--- Beigefügter Text ---
━━━━━━━━━━━━━━━━

Plötzlich ist der Weg frei. Recep Tayyip Erdoğan hat am Montagabend, kurz vor Beginn des Nato-Gipfels in Vilnius, seine Blockade des Nato-Beitritts von Schweden aufgegeben. Das skandinavische Land wird das 32. Mitglied der westlichen Militärallianz – ein historischer Schritt für Schweden und die Nato.
Auch deshalb steht der Dienstag beim Nato-Treffen in Litauen im Zeichen der Erleichterung. Doch im Schatten dieser Erleichterung drängt sich vor allem eine Frage auf: Was hat Erdoğan dafür bekommen? Und was heißt das für Wladimir Putin?

━━━━━━━━━━━━━━━━

--- Bereitgestellte Daten ---
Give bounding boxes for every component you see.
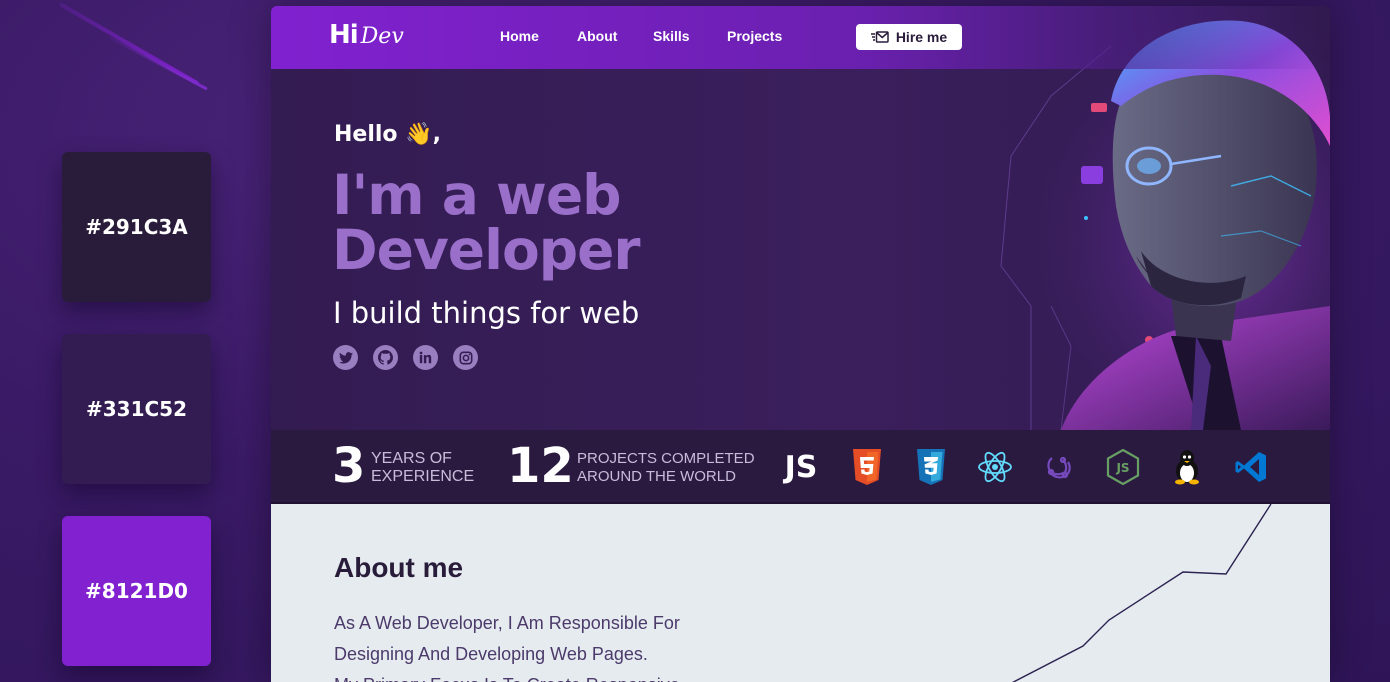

━━━━━━━━━━━━━━━━

--- Gestellte Aufgabe ---
Ändere bitte im Text zum Nato-Gipfel den Abschnitt, der mit den Worten „Plötzlich ist der“ beginnt und mit „für Wladimir Putin?“ endet: Ersetze darin „Schweden“ durch „Finnland“ und gib den Abschnitt wieder. Die Daten spielen hierfür keine Rolle.

--- Lösung der Aufgabe ---
Plötzlich ist der Weg frei. Recep Tayyip Erdoğan hat am Montagabend, kurz vor Beginn des Nato-Gipfels in Vilnius, seine Blockade des Nato-Beitritts von Finnland aufgegeben. Das skandinavische Land wird das 32. Mitglied der westlichen Militärallianz – ein historischer Schritt für Finnland und die Nato.
Auch deshalb steht der Dienstag beim Nato-Treffen in Litauen im Zeichen der Erleichterung. Doch im Schatten dieser Erleichterung drängt sich vor allem eine Frage auf: Was hat Erdoğan dafür bekommen? Und was heißt das für Wladimir Putin?